Repeat each of the following items word for word.

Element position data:
——

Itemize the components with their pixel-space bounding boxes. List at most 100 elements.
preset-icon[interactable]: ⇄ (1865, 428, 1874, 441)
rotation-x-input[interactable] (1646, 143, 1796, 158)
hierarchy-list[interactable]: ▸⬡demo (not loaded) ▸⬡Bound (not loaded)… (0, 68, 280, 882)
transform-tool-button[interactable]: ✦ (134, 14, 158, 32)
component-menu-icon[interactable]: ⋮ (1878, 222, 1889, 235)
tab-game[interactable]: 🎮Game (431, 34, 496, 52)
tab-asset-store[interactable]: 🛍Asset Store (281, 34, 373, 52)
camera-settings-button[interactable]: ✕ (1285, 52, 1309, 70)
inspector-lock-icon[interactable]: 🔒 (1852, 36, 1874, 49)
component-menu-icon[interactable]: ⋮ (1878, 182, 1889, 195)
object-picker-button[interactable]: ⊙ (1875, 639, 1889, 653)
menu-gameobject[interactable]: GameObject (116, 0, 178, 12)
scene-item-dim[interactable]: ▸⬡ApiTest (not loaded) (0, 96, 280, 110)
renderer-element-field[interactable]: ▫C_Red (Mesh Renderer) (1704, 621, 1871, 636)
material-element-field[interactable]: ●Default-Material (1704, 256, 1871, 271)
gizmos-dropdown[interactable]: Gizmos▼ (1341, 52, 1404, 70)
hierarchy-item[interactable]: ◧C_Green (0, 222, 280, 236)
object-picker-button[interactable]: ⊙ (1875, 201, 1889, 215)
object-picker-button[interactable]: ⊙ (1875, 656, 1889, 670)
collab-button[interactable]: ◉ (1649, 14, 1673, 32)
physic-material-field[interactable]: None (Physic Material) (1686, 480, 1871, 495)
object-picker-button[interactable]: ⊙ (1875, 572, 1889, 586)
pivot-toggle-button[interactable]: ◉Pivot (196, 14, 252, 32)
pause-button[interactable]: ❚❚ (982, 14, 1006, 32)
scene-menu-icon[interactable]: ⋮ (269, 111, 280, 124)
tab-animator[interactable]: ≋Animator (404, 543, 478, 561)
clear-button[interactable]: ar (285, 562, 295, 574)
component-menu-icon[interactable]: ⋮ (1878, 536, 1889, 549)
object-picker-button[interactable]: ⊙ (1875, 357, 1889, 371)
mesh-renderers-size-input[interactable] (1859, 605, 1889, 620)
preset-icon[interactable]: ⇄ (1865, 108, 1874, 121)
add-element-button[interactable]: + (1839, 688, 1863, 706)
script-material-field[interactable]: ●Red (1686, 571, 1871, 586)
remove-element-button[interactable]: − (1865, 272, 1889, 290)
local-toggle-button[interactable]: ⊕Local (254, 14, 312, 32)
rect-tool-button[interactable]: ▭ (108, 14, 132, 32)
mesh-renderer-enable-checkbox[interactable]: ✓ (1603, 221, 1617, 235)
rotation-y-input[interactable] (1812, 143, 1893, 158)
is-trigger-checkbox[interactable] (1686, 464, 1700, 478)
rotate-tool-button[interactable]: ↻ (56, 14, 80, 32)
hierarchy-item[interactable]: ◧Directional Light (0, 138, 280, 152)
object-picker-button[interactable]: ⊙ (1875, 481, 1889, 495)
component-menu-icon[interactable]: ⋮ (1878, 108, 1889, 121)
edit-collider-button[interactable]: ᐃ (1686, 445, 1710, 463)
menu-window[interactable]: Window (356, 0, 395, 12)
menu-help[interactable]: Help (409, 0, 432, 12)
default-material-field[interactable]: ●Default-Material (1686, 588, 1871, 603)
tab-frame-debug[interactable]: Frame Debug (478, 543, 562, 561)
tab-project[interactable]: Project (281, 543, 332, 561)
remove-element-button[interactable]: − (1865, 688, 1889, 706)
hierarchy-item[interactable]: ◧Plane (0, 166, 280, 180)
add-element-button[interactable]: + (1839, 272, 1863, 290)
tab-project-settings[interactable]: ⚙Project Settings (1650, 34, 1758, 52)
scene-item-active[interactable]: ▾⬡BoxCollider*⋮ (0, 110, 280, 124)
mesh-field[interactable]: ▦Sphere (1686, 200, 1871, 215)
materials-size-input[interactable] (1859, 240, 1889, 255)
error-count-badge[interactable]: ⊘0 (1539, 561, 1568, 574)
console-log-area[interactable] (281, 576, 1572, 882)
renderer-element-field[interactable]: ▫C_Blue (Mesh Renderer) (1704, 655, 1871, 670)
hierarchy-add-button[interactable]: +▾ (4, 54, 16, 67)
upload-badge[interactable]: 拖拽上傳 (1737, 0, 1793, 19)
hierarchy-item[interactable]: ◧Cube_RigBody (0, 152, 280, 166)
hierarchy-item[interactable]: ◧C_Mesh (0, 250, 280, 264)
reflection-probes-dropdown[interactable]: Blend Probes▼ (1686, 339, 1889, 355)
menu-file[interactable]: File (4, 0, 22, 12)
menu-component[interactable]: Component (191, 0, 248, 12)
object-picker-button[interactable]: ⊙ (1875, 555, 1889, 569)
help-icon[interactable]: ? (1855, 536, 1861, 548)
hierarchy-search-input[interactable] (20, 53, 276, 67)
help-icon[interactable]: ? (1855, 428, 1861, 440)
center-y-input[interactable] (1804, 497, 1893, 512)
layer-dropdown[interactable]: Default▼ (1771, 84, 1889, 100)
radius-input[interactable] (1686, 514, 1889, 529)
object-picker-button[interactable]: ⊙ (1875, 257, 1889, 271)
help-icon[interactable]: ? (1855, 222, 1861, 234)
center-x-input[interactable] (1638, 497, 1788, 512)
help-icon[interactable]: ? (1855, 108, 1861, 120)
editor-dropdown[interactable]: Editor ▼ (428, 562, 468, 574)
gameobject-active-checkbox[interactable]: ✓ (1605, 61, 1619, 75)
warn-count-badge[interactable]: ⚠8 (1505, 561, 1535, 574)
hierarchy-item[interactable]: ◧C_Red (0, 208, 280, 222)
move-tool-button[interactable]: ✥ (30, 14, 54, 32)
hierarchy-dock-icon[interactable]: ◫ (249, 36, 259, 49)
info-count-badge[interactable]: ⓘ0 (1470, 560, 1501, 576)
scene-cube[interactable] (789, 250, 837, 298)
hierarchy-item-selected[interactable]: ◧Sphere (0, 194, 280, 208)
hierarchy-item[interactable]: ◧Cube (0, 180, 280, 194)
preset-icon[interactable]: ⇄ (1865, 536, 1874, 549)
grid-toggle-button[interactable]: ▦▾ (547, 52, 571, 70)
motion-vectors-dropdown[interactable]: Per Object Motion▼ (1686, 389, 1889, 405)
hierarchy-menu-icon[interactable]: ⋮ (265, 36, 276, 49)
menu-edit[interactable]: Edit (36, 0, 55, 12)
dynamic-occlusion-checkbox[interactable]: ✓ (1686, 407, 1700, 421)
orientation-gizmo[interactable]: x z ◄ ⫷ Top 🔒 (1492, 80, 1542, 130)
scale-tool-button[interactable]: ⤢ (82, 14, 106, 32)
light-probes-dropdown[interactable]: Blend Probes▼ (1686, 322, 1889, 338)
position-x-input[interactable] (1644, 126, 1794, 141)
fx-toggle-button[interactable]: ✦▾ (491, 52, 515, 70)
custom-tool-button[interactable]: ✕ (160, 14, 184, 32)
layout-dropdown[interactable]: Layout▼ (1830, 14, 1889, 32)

——

Output of the task:
Itemize the components with their pixel-space bounding boxes. List at most 100 elements.
preset-icon[interactable]: ⇄ (1865, 428, 1874, 441)
rotation-x-input[interactable] (1646, 143, 1796, 158)
hierarchy-list[interactable]: ▸⬡demo (not loaded) ▸⬡Bound (not loaded)… (0, 68, 280, 882)
transform-tool-button[interactable]: ✦ (134, 14, 158, 32)
component-menu-icon[interactable]: ⋮ (1878, 222, 1889, 235)
tab-game[interactable]: 🎮Game (431, 34, 496, 52)
tab-asset-store[interactable]: 🛍Asset Store (281, 34, 373, 52)
camera-settings-button[interactable]: ✕ (1285, 52, 1309, 70)
inspector-lock-icon[interactable]: 🔒 (1852, 36, 1874, 49)
component-menu-icon[interactable]: ⋮ (1878, 182, 1889, 195)
object-picker-button[interactable]: ⊙ (1875, 639, 1889, 653)
menu-gameobject[interactable]: GameObject (116, 0, 178, 12)
scene-item-dim[interactable]: ▸⬡ApiTest (not loaded) (0, 96, 280, 110)
renderer-element-field[interactable]: ▫C_Red (Mesh Renderer) (1704, 621, 1871, 636)
material-element-field[interactable]: ●Default-Material (1704, 256, 1871, 271)
gizmos-dropdown[interactable]: Gizmos▼ (1341, 52, 1404, 70)
hierarchy-item[interactable]: ◧C_Green (0, 222, 280, 236)
object-picker-button[interactable]: ⊙ (1875, 201, 1889, 215)
object-picker-button[interactable]: ⊙ (1875, 656, 1889, 670)
collab-button[interactable]: ◉ (1649, 14, 1673, 32)
physic-material-field[interactable]: None (Physic Material) (1686, 480, 1871, 495)
object-picker-button[interactable]: ⊙ (1875, 572, 1889, 586)
pivot-toggle-button[interactable]: ◉Pivot (196, 14, 252, 32)
pause-button[interactable]: ❚❚ (982, 14, 1006, 32)
scene-menu-icon[interactable]: ⋮ (269, 111, 280, 124)
tab-animator[interactable]: ≋Animator (404, 543, 478, 561)
clear-button[interactable]: ar (285, 562, 295, 574)
component-menu-icon[interactable]: ⋮ (1878, 536, 1889, 549)
object-picker-button[interactable]: ⊙ (1875, 357, 1889, 371)
mesh-renderers-size-input[interactable] (1859, 605, 1889, 620)
preset-icon[interactable]: ⇄ (1865, 108, 1874, 121)
add-element-button[interactable]: + (1839, 688, 1863, 706)
script-material-field[interactable]: ●Red (1686, 571, 1871, 586)
remove-element-button[interactable]: − (1865, 272, 1889, 290)
local-toggle-button[interactable]: ⊕Local (254, 14, 312, 32)
rect-tool-button[interactable]: ▭ (108, 14, 132, 32)
mesh-renderer-enable-checkbox[interactable]: ✓ (1603, 221, 1617, 235)
rotation-y-input[interactable] (1812, 143, 1893, 158)
is-trigger-checkbox[interactable] (1686, 464, 1700, 478)
rotate-tool-button[interactable]: ↻ (56, 14, 80, 32)
hierarchy-item[interactable]: ◧Directional Light (0, 138, 280, 152)
object-picker-button[interactable]: ⊙ (1875, 481, 1889, 495)
component-menu-icon[interactable]: ⋮ (1878, 108, 1889, 121)
edit-collider-button[interactable]: ᐃ (1686, 445, 1710, 463)
menu-window[interactable]: Window (356, 0, 395, 12)
menu-help[interactable]: Help (409, 0, 432, 12)
default-material-field[interactable]: ●Default-Material (1686, 588, 1871, 603)
tab-frame-debug[interactable]: Frame Debug (478, 543, 562, 561)
tab-project[interactable]: Project (281, 543, 332, 561)
remove-element-button[interactable]: − (1865, 688, 1889, 706)
hierarchy-item[interactable]: ◧Plane (0, 166, 280, 180)
add-element-button[interactable]: + (1839, 272, 1863, 290)
tab-project-settings[interactable]: ⚙Project Settings (1650, 34, 1758, 52)
scene-item-active[interactable]: ▾⬡BoxCollider*⋮ (0, 110, 280, 124)
mesh-field[interactable]: ▦Sphere (1686, 200, 1871, 215)
materials-size-input[interactable] (1859, 240, 1889, 255)
error-count-badge[interactable]: ⊘0 (1539, 561, 1568, 574)
console-log-area[interactable] (281, 576, 1572, 882)
renderer-element-field[interactable]: ▫C_Blue (Mesh Renderer) (1704, 655, 1871, 670)
hierarchy-add-button[interactable]: +▾ (4, 54, 16, 67)
upload-badge[interactable]: 拖拽上傳 (1737, 0, 1793, 19)
hierarchy-item[interactable]: ◧Cube_RigBody (0, 152, 280, 166)
hierarchy-item[interactable]: ◧C_Mesh (0, 250, 280, 264)
reflection-probes-dropdown[interactable]: Blend Probes▼ (1686, 339, 1889, 355)
menu-file[interactable]: File (4, 0, 22, 12)
menu-component[interactable]: Component (191, 0, 248, 12)
object-picker-button[interactable]: ⊙ (1875, 555, 1889, 569)
help-icon[interactable]: ? (1855, 536, 1861, 548)
hierarchy-search-input[interactable] (20, 53, 276, 67)
help-icon[interactable]: ? (1855, 428, 1861, 440)
center-y-input[interactable] (1804, 497, 1893, 512)
layer-dropdown[interactable]: Default▼ (1771, 84, 1889, 100)
radius-input[interactable] (1686, 514, 1889, 529)
object-picker-button[interactable]: ⊙ (1875, 257, 1889, 271)
help-icon[interactable]: ? (1855, 222, 1861, 234)
center-x-input[interactable] (1638, 497, 1788, 512)
help-icon[interactable]: ? (1855, 108, 1861, 120)
editor-dropdown[interactable]: Editor ▼ (428, 562, 468, 574)
gameobject-active-checkbox[interactable]: ✓ (1605, 61, 1619, 75)
warn-count-badge[interactable]: ⚠8 (1505, 561, 1535, 574)
hierarchy-item[interactable]: ◧C_Red (0, 208, 280, 222)
move-tool-button[interactable]: ✥ (30, 14, 54, 32)
hierarchy-dock-icon[interactable]: ◫ (249, 36, 259, 49)
info-count-badge[interactable]: ⓘ0 (1470, 560, 1501, 576)
scene-cube[interactable] (789, 250, 837, 298)
hierarchy-item-selected[interactable]: ◧Sphere (0, 194, 280, 208)
hierarchy-item[interactable]: ◧Cube (0, 180, 280, 194)
preset-icon[interactable]: ⇄ (1865, 536, 1874, 549)
grid-toggle-button[interactable]: ▦▾ (547, 52, 571, 70)
motion-vectors-dropdown[interactable]: Per Object Motion▼ (1686, 389, 1889, 405)
hierarchy-menu-icon[interactable]: ⋮ (265, 36, 276, 49)
menu-edit[interactable]: Edit (36, 0, 55, 12)
dynamic-occlusion-checkbox[interactable]: ✓ (1686, 407, 1700, 421)
orientation-gizmo[interactable]: x z ◄ ⫷ Top 🔒 (1492, 80, 1542, 130)
scale-tool-button[interactable]: ⤢ (82, 14, 106, 32)
light-probes-dropdown[interactable]: Blend Probes▼ (1686, 322, 1889, 338)
position-x-input[interactable] (1644, 126, 1794, 141)
fx-toggle-button[interactable]: ✦▾ (491, 52, 515, 70)
custom-tool-button[interactable]: ✕ (160, 14, 184, 32)
layout-dropdown[interactable]: Layout▼ (1830, 14, 1889, 32)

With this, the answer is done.